• WHAT IS NEEDED:
Pictures do not belong in the copy; quote every entry below exactly.

========================================

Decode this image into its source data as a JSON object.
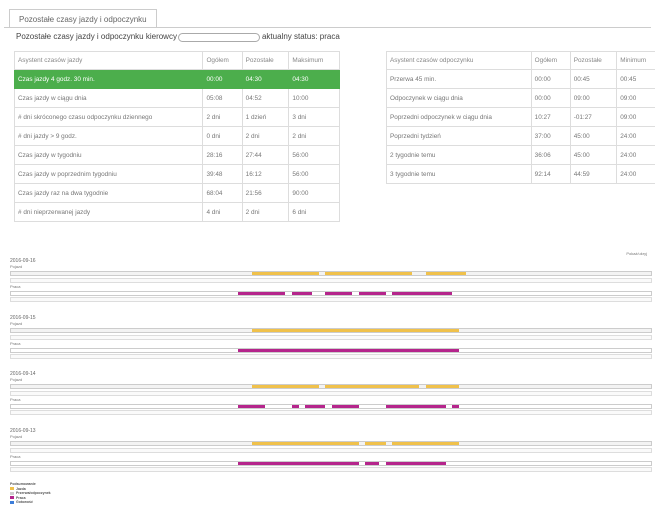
{
  "tab": {
    "label": "Pozostałe czasy jazdy i odpoczynku"
  },
  "status": {
    "label": "Pozostałe czasy jazdy i odpoczynku kierowcy",
    "input_value": "",
    "status_text": "aktualny status: praca"
  },
  "driving": {
    "headers": [
      "Asystent czasów jazdy",
      "Ogółem",
      "Pozostałe",
      "Maksimum"
    ],
    "rows": [
      [
        "Czas jazdy 4 godz. 30 min.",
        "00:00",
        "04:30",
        "04:30"
      ],
      [
        "Czas jazdy w ciągu dnia",
        "05:08",
        "04:52",
        "10:00"
      ],
      [
        "# dni skróconego czasu odpoczynku dziennego",
        "2 dni",
        "1 dzień",
        "3 dni"
      ],
      [
        "# dni jazdy > 9 godz.",
        "0 dni",
        "2 dni",
        "2 dni"
      ],
      [
        "Czas jazdy w tygodniu",
        "28:16",
        "27:44",
        "56:00"
      ],
      [
        "Czas jazdy w poprzednim tygodniu",
        "39:48",
        "16:12",
        "56:00"
      ],
      [
        "Czas jazdy raz na dwa tygodnie",
        "68:04",
        "21:56",
        "90:00"
      ],
      [
        "# dni nieprzerwanej jazdy",
        "4 dni",
        "2 dni",
        "6 dni"
      ]
    ]
  },
  "rest": {
    "headers": [
      "Asystent czasów odpoczynku",
      "Ogółem",
      "Pozostałe",
      "Minimum"
    ],
    "rows": [
      [
        "Przerwa 45 min.",
        "00:00",
        "00:45",
        "00:45"
      ],
      [
        "Odpoczynek w ciągu dnia",
        "00:00",
        "09:00",
        "09:00"
      ],
      [
        "Poprzedni odpoczynek w ciągu dnia",
        "10:27",
        "-01:27",
        "09:00"
      ],
      [
        "Poprzedni tydzień",
        "37:00",
        "45:00",
        "24:00"
      ],
      [
        "2 tygodnie temu",
        "36:06",
        "45:00",
        "24:00"
      ],
      [
        "3 tygodnie temu",
        "92:14",
        "44:59",
        "24:00"
      ]
    ]
  },
  "timeline_legend_top": "Pokaż/ukryj",
  "days": [
    {
      "date": "2016-09-16",
      "row1": "Pojazd",
      "row2": "Praca"
    },
    {
      "date": "2016-09-15",
      "row1": "Pojazd",
      "row2": "Praca"
    },
    {
      "date": "2016-09-14",
      "row1": "Pojazd",
      "row2": "Praca"
    },
    {
      "date": "2016-09-13",
      "row1": "Pojazd",
      "row2": "Praca"
    }
  ],
  "legend": {
    "title": "Podsumowanie",
    "items": [
      "Jazda",
      "Przerwa/odpoczynek",
      "Praca",
      "Gotowość"
    ]
  },
  "colors": {
    "driving": "#f0c14b",
    "work": "#b5258c",
    "rest": "#cfcfcf",
    "green": "#4cae4c"
  }
}
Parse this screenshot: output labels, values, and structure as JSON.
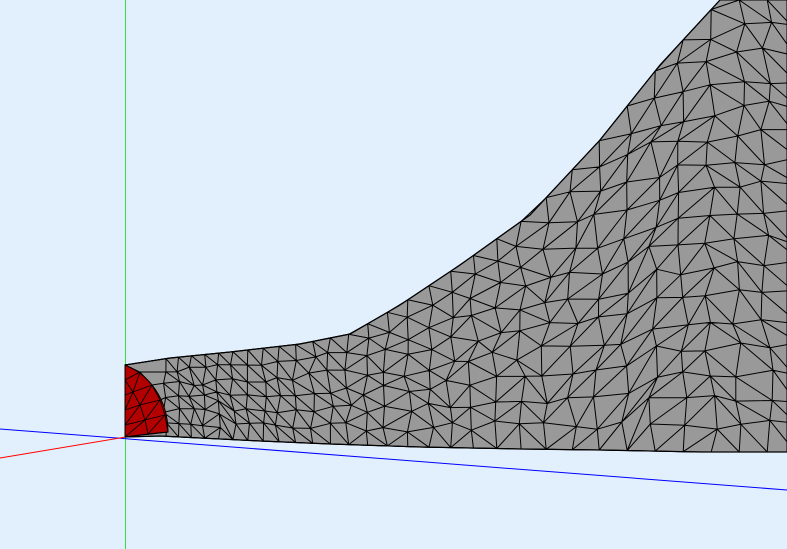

========================================

• TASK ANSWER:
Decode this image into its source data as a JSON object.
{
  "tab": {
    "label": "Pozostałe czasy jazdy i odpoczynku"
  },
  "status": {
    "label": "Pozostałe czasy jazdy i odpoczynku kierowcy",
    "input_value": "",
    "status_text": "aktualny status: praca"
  },
  "driving": {
    "headers": [
      "Asystent czasów jazdy",
      "Ogółem",
      "Pozostałe",
      "Maksimum"
    ],
    "rows": [
      [
        "Czas jazdy 4 godz. 30 min.",
        "00:00",
        "04:30",
        "04:30"
      ],
      [
        "Czas jazdy w ciągu dnia",
        "05:08",
        "04:52",
        "10:00"
      ],
      [
        "# dni skróconego czasu odpoczynku dziennego",
        "2 dni",
        "1 dzień",
        "3 dni"
      ],
      [
        "# dni jazdy > 9 godz.",
        "0 dni",
        "2 dni",
        "2 dni"
      ],
      [
        "Czas jazdy w tygodniu",
        "28:16",
        "27:44",
        "56:00"
      ],
      [
        "Czas jazdy w poprzednim tygodniu",
        "39:48",
        "16:12",
        "56:00"
      ],
      [
        "Czas jazdy raz na dwa tygodnie",
        "68:04",
        "21:56",
        "90:00"
      ],
      [
        "# dni nieprzerwanej jazdy",
        "4 dni",
        "2 dni",
        "6 dni"
      ]
    ]
  },
  "rest": {
    "headers": [
      "Asystent czasów odpoczynku",
      "Ogółem",
      "Pozostałe",
      "Minimum"
    ],
    "rows": [
      [
        "Przerwa 45 min.",
        "00:00",
        "00:45",
        "00:45"
      ],
      [
        "Odpoczynek w ciągu dnia",
        "00:00",
        "09:00",
        "09:00"
      ],
      [
        "Poprzedni odpoczynek w ciągu dnia",
        "10:27",
        "-01:27",
        "09:00"
      ],
      [
        "Poprzedni tydzień",
        "37:00",
        "45:00",
        "24:00"
      ],
      [
        "2 tygodnie temu",
        "36:06",
        "45:00",
        "24:00"
      ],
      [
        "3 tygodnie temu",
        "92:14",
        "44:59",
        "24:00"
      ]
    ]
  },
  "timeline_legend_top": "Pokaż/ukryj",
  "days": [
    {
      "date": "2016-09-16",
      "row1": "Pojazd",
      "row2": "Praca"
    },
    {
      "date": "2016-09-15",
      "row1": "Pojazd",
      "row2": "Praca"
    },
    {
      "date": "2016-09-14",
      "row1": "Pojazd",
      "row2": "Praca"
    },
    {
      "date": "2016-09-13",
      "row1": "Pojazd",
      "row2": "Praca"
    }
  ],
  "legend": {
    "title": "Podsumowanie",
    "items": [
      "Jazda",
      "Przerwa/odpoczynek",
      "Praca",
      "Gotowość"
    ]
  },
  "colors": {
    "driving": "#f0c14b",
    "work": "#b5258c",
    "rest": "#cfcfcf",
    "green": "#4cae4c"
  }
}
Parse this screenshot: output labels, values, and structure as JSON.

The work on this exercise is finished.